### ЗАДАНИЕ
Перечислите в порядке появления все имена людей, которые упоминаются в исходном отрывке о шизоидной личности.

Индивидуум может даже получить некоторую степень уверенности, если сможет вызвать у себя непосредственное впечатление реальности у других. (Такие методы иллюстрируются случаем Розы -см. с. 159 и дальше.)
Дополнительная попытка пережить реальные жизненные чувства может быть совершена, если человек подвергнет себя сильной боли или заставит себя испытать ужас. Так, одна шизофреничка, имевшая обыкновение тушить сигареты о тыльную сторону ладони, нажимать что есть сил большими пальцами на глазные яблоки, медленно выдирать волосы и т. п., объяснила, что занимается подобными вещами для того, чтобы пережить что-нибудь реальное. Очень важно понять, что эта женщина не добивалась мазохистского удовлетворения, не была она и анестетичной. Ощущения у нее были не слабее нормы. Она могла чувствовать все, кроме жизни и реальности. Минковский сообщает, что одна его пациентка по сходным причинам подожгла свою одежду. Безучастная шизоидная личность может "искать приключений", добиваться крайне глубокого волнения, ставить себя в крайне рискованные положения, чтобы "напугать себя до жизни", как выразился один пациент. ("О ты, дочь эфира, явись ко мне из отцовских садов, и если не можешь пообещать мне бренного счастья, испугай, О испугай мое сердце еще чем-нибудь"-Фридрих Гельдерлин.) Однако эти попытки ни к чему не могут привести. Как выразил это Джеймс, почти что словами просителя Кафки: "Реальность удаляется от меня. Все, до чего я дотрагиваюсь, все, о чем я думаю, все, с кем я встречаюсь, становятся нереальными, как только я приближаюсь..."
При прогрессирующей потере реального присутствия другого и, следовательно, потере ощущения "меня-и-тебя-вместе", или мыйности, женщины могу"т стать более пугающими и зайти дальше, чем мужчины. Последняя надежда на прорыв к тому, что Бинсвангер называет дуальным образом бытия-в-мире, может быть достигнута через гомосексуальную привязанность, или последняя любовная связь может быть с другим в виде ребенка или животного. Босс [9] описывает роль, которую одна форма гомосексуальной любви играла у мужчины, чьи "я" и мир при его изоляции стали сжаты и сужены:
"Это человеческое существо, в котором даже "череп и сердечная мышца" сжаты, все меньше и меньше способно "дотянуться" до расширяющей и углубляющей экзистенциальной полноты любовного союза мужчины' и женщины. Оно уже не может достичь "небесного блаженства", "страсти и озарения", которые некогда означала для него любовь к кузине. Первый шаг в процессе все возрастающего опустошения его существования состоял в том, что женщина потеряла свою любовную прозрачность, будучи совершенно отличающейся от него. далеким "чужеземным" полюсом существования; потом она оказалась за "чертой оседлости", потом "миражем", затем она представляла собой "неперевариваемую пищу" и в конце концов полностью выпала из рамок его мира. Когда прогрессирующая шизофрения "истощила его мужественность", когда большинство его собственных мужских чувств "исчерпалось", он внезапно и впервые в жизни почувствовал тягу "открыться" определенной форме гомосексуальной любви. Он описывал весьма красочно, как в этой гомосексуальной любви он преуспел в переживании по крайней мере половины полноты существования. Ему не пришлось очень сильно "напрягаться", чтобы достичь такой полуполноты: существовала не очень большая опасность "потерять себя" и "исчерпаться" в беспредельности на такой ограниченной глубине и ширине. Наоборот, гомосексуальная любовь смогла "пополнить" его существование "до целого человека"".
Босс считает, по-моему, правильно, что "...такое наблюдение бросает новый свет на важное утверждение Фрейда о том, что гомосексуальные склонности регулярно встречаются у всех параноиков. Фрейд считал, что такая гомосексуальность является причиной развития мыслей о преследовании. Однако мы не видим в обоих феноменах -в такого рода гомосексуальности и в идеях преследования - ничего, кроме двух параллельных форм выражения одного и того же сжатия и разрушения человеческого существования, а именно две разные попытки вновь обрести утерянные части своей личности".

[Данные для предсказания ограничивающих рамок]
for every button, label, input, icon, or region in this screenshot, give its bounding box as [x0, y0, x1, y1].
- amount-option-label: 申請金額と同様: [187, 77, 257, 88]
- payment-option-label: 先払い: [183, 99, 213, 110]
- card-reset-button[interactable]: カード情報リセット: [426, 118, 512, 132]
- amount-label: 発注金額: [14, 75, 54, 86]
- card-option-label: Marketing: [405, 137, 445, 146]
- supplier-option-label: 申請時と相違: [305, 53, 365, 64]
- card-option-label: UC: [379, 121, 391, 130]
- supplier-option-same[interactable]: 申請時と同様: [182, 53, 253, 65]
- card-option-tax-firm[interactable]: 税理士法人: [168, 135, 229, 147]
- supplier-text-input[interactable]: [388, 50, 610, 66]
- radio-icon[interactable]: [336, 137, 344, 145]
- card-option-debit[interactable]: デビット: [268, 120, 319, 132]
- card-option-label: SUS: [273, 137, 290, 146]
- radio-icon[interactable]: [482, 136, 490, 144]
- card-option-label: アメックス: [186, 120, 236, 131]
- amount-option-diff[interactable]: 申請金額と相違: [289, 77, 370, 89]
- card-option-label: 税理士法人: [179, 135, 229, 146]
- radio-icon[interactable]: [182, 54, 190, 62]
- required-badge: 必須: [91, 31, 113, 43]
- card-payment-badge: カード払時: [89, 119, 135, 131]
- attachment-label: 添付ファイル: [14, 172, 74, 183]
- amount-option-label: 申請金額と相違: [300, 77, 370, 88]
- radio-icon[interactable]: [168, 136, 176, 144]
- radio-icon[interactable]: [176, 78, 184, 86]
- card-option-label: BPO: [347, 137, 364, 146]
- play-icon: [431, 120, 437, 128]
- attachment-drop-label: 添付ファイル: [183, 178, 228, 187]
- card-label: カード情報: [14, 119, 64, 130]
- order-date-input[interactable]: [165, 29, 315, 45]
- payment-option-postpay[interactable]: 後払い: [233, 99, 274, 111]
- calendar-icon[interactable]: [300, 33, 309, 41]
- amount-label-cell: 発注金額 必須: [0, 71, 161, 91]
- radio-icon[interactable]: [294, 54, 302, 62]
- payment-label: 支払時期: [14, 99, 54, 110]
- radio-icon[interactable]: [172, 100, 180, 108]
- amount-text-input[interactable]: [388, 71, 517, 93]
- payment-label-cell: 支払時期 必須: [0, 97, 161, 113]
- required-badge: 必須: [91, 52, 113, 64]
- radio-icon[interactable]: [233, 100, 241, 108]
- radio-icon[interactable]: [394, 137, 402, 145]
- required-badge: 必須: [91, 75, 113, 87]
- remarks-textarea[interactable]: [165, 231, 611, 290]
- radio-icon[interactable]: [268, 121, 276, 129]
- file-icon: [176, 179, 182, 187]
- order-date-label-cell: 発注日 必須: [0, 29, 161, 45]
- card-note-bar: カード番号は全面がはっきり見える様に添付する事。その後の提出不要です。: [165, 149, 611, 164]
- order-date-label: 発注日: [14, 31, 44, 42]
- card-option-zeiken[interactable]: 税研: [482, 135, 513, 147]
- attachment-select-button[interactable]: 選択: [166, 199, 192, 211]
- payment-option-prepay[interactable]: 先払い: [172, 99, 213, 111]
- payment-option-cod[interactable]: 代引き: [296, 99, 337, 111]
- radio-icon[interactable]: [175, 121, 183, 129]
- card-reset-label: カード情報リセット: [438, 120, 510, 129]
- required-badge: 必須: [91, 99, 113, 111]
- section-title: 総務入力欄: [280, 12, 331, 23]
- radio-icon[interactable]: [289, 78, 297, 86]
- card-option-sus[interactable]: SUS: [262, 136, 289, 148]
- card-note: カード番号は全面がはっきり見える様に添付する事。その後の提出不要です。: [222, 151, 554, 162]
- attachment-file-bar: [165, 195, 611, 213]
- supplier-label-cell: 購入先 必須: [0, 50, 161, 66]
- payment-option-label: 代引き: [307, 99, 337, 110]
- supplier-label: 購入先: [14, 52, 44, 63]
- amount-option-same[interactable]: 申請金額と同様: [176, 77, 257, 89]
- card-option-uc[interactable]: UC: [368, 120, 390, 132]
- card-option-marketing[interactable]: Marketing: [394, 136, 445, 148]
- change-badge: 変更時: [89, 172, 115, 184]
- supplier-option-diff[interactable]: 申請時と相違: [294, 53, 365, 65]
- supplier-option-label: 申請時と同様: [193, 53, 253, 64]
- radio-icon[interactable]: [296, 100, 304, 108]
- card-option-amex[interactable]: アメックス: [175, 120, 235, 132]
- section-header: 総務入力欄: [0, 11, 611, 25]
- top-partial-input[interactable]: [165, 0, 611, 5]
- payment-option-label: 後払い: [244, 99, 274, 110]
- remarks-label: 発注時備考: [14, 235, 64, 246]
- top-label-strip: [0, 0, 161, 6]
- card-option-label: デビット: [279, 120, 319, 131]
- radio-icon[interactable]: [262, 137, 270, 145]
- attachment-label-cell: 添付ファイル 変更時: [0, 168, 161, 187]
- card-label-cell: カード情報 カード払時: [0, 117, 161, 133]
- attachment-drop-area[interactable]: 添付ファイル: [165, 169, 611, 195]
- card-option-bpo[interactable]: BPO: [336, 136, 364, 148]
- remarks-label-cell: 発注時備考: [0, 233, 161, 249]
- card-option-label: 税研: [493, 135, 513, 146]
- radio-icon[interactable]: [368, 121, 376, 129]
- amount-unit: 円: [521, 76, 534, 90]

### ОТВЕТ
Роза, Минковский, Фридрих Гельдерлин, Джеймс, Кафка, Бинсвангер, Босс, Фрейд